Exercise description: Find the lines of data that contain the string "обслуживание", then list them.

Source records:
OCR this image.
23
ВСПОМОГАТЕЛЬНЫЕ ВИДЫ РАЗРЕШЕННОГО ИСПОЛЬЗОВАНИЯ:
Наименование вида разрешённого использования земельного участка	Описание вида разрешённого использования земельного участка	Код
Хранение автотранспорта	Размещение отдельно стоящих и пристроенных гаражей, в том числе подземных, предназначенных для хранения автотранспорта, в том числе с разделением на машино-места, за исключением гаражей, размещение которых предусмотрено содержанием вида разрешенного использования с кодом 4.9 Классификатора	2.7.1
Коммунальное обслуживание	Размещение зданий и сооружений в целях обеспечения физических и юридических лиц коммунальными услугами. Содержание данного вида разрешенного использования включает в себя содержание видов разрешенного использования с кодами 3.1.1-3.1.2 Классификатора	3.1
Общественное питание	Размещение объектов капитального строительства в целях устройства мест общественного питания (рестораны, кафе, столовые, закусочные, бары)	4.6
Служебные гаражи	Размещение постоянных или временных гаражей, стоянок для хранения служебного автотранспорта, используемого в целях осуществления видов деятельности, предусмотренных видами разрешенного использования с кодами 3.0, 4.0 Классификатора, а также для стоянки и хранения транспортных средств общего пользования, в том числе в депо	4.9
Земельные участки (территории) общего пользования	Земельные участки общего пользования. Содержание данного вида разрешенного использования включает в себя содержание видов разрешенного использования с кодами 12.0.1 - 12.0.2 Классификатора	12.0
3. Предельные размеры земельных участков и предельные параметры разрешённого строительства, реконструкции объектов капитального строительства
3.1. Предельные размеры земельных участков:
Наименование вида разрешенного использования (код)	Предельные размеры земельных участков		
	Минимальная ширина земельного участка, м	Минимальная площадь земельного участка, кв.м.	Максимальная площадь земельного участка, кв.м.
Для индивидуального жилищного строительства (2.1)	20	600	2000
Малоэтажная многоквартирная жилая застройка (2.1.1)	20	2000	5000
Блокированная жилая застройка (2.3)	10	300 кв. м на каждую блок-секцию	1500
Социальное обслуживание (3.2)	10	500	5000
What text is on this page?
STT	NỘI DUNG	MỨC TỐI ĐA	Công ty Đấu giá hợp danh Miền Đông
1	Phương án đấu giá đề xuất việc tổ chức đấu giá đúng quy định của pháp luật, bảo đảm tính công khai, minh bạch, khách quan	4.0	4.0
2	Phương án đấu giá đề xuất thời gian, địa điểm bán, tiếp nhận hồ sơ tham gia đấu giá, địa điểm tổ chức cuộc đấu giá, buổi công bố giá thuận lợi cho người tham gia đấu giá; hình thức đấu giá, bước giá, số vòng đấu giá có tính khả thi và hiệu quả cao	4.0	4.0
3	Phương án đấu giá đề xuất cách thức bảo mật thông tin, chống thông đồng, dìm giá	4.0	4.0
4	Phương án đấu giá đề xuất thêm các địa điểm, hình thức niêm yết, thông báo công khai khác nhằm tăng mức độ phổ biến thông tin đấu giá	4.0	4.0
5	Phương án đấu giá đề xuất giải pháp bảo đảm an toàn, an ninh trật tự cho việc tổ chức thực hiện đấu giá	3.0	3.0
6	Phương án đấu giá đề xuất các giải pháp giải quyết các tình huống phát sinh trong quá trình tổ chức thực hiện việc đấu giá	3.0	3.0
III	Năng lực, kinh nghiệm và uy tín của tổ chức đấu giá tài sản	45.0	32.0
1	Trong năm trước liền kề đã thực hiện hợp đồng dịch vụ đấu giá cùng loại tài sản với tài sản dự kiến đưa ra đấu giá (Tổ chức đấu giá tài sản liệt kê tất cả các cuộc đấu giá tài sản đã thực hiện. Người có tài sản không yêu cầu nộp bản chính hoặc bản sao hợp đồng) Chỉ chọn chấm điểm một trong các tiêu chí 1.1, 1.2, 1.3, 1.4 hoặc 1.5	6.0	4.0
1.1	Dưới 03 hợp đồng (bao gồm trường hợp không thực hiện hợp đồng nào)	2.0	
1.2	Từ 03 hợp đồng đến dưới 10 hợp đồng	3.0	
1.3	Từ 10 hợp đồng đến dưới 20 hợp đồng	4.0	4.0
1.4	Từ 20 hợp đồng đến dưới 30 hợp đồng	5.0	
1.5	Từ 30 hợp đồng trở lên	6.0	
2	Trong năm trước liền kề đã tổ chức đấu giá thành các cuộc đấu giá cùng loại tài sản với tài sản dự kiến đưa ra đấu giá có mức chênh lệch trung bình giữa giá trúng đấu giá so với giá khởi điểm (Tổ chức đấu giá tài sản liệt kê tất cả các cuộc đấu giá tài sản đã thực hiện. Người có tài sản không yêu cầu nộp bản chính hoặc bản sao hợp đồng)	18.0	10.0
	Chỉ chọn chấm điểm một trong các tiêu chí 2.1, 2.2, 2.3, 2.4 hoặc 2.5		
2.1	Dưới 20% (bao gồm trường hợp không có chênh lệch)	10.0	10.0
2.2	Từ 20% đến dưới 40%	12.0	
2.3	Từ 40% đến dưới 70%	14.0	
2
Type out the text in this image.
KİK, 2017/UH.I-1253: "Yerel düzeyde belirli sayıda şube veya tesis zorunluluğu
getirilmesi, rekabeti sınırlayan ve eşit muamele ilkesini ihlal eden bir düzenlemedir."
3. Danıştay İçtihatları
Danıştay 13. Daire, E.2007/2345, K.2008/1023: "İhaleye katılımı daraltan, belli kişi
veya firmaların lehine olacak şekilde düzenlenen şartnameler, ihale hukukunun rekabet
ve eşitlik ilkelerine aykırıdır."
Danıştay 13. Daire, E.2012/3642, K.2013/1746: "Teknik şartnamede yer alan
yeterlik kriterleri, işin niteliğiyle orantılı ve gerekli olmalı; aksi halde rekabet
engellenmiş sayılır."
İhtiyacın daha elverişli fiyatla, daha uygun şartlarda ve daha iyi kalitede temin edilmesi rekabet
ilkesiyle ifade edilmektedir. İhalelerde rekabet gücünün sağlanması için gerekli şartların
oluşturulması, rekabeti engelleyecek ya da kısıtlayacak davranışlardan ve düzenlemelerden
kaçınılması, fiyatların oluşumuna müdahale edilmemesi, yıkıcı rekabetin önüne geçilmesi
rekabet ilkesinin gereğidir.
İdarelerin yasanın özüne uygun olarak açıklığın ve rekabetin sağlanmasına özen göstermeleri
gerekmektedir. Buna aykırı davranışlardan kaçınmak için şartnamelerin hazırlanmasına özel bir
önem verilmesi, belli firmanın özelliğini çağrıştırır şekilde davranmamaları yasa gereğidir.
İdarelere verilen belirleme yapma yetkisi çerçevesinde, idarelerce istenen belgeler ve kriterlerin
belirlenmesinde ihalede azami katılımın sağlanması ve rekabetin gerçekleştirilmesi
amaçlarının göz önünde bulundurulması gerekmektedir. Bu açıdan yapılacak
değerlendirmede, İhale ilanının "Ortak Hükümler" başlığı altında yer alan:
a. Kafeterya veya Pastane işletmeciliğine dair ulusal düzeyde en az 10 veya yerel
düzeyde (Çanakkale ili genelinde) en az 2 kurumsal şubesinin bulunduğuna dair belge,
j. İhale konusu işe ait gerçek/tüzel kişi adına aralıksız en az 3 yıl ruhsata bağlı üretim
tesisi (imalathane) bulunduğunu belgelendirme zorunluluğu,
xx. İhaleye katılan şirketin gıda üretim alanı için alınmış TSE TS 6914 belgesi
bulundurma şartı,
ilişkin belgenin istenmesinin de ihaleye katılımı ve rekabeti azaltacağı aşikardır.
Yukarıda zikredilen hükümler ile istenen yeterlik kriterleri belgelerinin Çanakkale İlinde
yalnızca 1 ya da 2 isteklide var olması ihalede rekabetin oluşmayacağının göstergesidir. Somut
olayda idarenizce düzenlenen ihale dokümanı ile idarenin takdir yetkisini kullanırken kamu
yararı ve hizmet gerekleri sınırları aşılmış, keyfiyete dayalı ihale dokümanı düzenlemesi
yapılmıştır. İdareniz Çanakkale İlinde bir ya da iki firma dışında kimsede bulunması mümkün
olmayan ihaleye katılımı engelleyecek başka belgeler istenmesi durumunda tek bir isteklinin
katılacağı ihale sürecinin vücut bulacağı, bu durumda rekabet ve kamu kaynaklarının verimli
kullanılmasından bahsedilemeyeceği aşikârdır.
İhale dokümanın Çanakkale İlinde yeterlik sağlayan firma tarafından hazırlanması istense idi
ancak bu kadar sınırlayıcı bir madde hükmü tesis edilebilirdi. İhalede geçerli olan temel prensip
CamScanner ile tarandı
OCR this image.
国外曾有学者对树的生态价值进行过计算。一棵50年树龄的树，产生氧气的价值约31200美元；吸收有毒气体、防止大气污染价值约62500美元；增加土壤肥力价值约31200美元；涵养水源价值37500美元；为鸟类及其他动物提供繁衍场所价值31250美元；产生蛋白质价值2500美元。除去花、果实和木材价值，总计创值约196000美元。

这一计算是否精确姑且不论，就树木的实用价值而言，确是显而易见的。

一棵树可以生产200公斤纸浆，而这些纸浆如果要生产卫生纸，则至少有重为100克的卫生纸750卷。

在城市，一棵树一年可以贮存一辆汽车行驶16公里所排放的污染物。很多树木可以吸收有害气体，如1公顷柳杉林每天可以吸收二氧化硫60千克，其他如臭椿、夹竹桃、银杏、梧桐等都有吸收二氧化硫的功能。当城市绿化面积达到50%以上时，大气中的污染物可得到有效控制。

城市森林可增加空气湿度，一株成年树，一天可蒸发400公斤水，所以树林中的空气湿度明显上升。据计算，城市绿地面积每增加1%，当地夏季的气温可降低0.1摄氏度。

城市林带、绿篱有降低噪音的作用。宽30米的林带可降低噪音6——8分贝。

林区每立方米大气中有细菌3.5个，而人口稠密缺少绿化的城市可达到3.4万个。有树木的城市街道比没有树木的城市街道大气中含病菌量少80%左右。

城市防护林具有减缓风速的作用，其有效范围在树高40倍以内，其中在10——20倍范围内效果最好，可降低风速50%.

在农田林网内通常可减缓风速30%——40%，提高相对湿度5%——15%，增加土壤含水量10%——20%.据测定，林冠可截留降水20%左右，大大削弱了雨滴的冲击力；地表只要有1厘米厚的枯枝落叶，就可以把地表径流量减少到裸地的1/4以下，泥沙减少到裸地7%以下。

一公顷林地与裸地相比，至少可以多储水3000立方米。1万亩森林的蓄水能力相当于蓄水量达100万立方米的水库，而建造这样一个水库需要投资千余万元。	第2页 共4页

Output for this exercise:
Коммунальное обслуживание	Размещение зданий и сооружений в целях обеспечения физических и юридических лиц коммунальными услугами. Содержание данного вида разрешенного использования включает в себя содержание видов разрешенного использования с кодами 3.1.1-3.1.2 Классификатора	3.1
Социальное обслуживание (3.2)	10	500	5000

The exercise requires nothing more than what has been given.